- [TASK REQUIREMENTS] Your job is to restate each entry word for word.

Records from a data source
— START —

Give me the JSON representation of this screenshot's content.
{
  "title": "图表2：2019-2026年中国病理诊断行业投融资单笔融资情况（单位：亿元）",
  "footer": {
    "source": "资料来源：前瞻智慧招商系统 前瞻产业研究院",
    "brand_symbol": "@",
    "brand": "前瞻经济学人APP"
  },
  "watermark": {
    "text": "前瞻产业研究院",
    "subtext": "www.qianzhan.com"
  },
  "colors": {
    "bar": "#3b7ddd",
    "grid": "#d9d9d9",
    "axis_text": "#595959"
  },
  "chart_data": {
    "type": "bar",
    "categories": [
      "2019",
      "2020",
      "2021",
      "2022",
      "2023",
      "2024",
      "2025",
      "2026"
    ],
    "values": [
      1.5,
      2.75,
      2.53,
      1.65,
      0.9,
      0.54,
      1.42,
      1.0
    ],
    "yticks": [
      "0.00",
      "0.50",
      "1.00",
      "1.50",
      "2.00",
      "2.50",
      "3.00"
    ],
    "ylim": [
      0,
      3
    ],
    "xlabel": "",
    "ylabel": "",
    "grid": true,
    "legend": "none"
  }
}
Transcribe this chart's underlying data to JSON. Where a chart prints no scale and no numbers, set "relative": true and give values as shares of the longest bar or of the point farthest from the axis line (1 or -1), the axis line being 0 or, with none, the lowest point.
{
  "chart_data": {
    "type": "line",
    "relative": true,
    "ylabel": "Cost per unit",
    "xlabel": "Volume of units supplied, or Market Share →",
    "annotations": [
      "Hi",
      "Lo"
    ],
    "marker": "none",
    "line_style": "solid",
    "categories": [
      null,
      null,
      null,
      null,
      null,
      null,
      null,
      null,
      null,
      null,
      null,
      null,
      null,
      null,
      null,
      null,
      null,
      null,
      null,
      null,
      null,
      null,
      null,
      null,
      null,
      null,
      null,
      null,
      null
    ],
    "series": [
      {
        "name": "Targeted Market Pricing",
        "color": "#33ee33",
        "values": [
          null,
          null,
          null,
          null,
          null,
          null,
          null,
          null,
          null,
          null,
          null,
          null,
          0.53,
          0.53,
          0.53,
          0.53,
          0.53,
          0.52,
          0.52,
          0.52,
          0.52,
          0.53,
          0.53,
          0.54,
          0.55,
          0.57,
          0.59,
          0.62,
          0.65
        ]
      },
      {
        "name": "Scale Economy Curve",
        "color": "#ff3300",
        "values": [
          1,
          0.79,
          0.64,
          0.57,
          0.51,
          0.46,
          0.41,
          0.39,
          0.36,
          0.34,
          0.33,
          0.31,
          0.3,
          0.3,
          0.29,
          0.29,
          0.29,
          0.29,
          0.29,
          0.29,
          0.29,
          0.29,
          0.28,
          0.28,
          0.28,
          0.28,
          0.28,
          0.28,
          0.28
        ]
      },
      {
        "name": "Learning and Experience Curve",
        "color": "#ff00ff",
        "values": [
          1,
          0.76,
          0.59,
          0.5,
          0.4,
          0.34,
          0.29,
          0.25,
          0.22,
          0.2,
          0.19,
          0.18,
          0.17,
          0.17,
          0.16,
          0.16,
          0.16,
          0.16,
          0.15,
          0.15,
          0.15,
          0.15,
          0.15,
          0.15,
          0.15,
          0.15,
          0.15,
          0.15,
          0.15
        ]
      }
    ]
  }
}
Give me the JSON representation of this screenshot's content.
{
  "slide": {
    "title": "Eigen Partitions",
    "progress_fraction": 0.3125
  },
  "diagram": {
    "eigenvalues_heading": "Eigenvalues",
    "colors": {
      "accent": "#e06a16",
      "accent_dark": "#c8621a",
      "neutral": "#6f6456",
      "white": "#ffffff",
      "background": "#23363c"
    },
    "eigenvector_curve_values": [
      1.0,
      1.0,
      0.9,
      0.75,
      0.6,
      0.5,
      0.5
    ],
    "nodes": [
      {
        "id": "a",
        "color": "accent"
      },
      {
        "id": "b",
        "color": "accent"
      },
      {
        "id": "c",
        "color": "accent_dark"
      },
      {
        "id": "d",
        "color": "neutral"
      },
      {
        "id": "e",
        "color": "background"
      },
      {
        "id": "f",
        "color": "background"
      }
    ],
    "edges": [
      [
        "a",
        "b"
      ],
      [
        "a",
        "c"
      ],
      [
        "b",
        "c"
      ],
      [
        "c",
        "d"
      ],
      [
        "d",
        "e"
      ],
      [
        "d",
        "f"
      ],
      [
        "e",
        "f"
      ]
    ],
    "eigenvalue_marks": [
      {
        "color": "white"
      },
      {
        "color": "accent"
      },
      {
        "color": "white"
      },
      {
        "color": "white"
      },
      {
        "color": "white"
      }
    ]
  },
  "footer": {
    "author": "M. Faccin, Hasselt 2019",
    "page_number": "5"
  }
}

— END —

- [SOLUTION]
Give me the JSON representation of this screenshot's content.
{
  "title": "图表2：2019-2026年中国病理诊断行业投融资单笔融资情况（单位：亿元）",
  "footer": {
    "source": "资料来源：前瞻智慧招商系统 前瞻产业研究院",
    "brand_symbol": "@",
    "brand": "前瞻经济学人APP"
  },
  "watermark": {
    "text": "前瞻产业研究院",
    "subtext": "www.qianzhan.com"
  },
  "colors": {
    "bar": "#3b7ddd",
    "grid": "#d9d9d9",
    "axis_text": "#595959"
  },
  "chart_data": {
    "type": "bar",
    "categories": [
      "2019",
      "2020",
      "2021",
      "2022",
      "2023",
      "2024",
      "2025",
      "2026"
    ],
    "values": [
      1.5,
      2.75,
      2.53,
      1.65,
      0.9,
      0.54,
      1.42,
      1.0
    ],
    "yticks": [
      "0.00",
      "0.50",
      "1.00",
      "1.50",
      "2.00",
      "2.50",
      "3.00"
    ],
    "ylim": [
      0,
      3
    ],
    "xlabel": "",
    "ylabel": "",
    "grid": true,
    "legend": "none"
  }
}
Transcribe this chart's underlying data to JSON. Where a chart prints no scale and no numbers, set "relative": true and give values as shares of the longest bar or of the point farthest from the axis line (1 or -1), the axis line being 0 or, with none, the lowest point.
{
  "chart_data": {
    "type": "line",
    "relative": true,
    "ylabel": "Cost per unit",
    "xlabel": "Volume of units supplied, or Market Share →",
    "annotations": [
      "Hi",
      "Lo"
    ],
    "marker": "none",
    "line_style": "solid",
    "categories": [
      null,
      null,
      null,
      null,
      null,
      null,
      null,
      null,
      null,
      null,
      null,
      null,
      null,
      null,
      null,
      null,
      null,
      null,
      null,
      null,
      null,
      null,
      null,
      null,
      null,
      null,
      null,
      null,
      null
    ],
    "series": [
      {
        "name": "Targeted Market Pricing",
        "color": "#33ee33",
        "values": [
          null,
          null,
          null,
          null,
          null,
          null,
          null,
          null,
          null,
          null,
          null,
          null,
          0.53,
          0.53,
          0.53,
          0.53,
          0.53,
          0.52,
          0.52,
          0.52,
          0.52,
          0.53,
          0.53,
          0.54,
          0.55,
          0.57,
          0.59,
          0.62,
          0.65
        ]
      },
      {
        "name": "Scale Economy Curve",
        "color": "#ff3300",
        "values": [
          1,
          0.79,
          0.64,
          0.57,
          0.51,
          0.46,
          0.41,
          0.39,
          0.36,
          0.34,
          0.33,
          0.31,
          0.3,
          0.3,
          0.29,
          0.29,
          0.29,
          0.29,
          0.29,
          0.29,
          0.29,
          0.29,
          0.28,
          0.28,
          0.28,
          0.28,
          0.28,
          0.28,
          0.28
        ]
      },
      {
        "name": "Learning and Experience Curve",
        "color": "#ff00ff",
        "values": [
          1,
          0.76,
          0.59,
          0.5,
          0.4,
          0.34,
          0.29,
          0.25,
          0.22,
          0.2,
          0.19,
          0.18,
          0.17,
          0.17,
          0.16,
          0.16,
          0.16,
          0.16,
          0.15,
          0.15,
          0.15,
          0.15,
          0.15,
          0.15,
          0.15,
          0.15,
          0.15,
          0.15,
          0.15
        ]
      }
    ]
  }
}
Give me the JSON representation of this screenshot's content.
{
  "slide": {
    "title": "Eigen Partitions",
    "progress_fraction": 0.3125
  },
  "diagram": {
    "eigenvalues_heading": "Eigenvalues",
    "colors": {
      "accent": "#e06a16",
      "accent_dark": "#c8621a",
      "neutral": "#6f6456",
      "white": "#ffffff",
      "background": "#23363c"
    },
    "eigenvector_curve_values": [
      1.0,
      1.0,
      0.9,
      0.75,
      0.6,
      0.5,
      0.5
    ],
    "nodes": [
      {
        "id": "a",
        "color": "accent"
      },
      {
        "id": "b",
        "color": "accent"
      },
      {
        "id": "c",
        "color": "accent_dark"
      },
      {
        "id": "d",
        "color": "neutral"
      },
      {
        "id": "e",
        "color": "background"
      },
      {
        "id": "f",
        "color": "background"
      }
    ],
    "edges": [
      [
        "a",
        "b"
      ],
      [
        "a",
        "c"
      ],
      [
        "b",
        "c"
      ],
      [
        "c",
        "d"
      ],
      [
        "d",
        "e"
      ],
      [
        "d",
        "f"
      ],
      [
        "e",
        "f"
      ]
    ],
    "eigenvalue_marks": [
      {
        "color": "white"
      },
      {
        "color": "accent"
      },
      {
        "color": "white"
      },
      {
        "color": "white"
      },
      {
        "color": "white"
      }
    ]
  },
  "footer": {
    "author": "M. Faccin, Hasselt 2019",
    "page_number": "5"
  }
}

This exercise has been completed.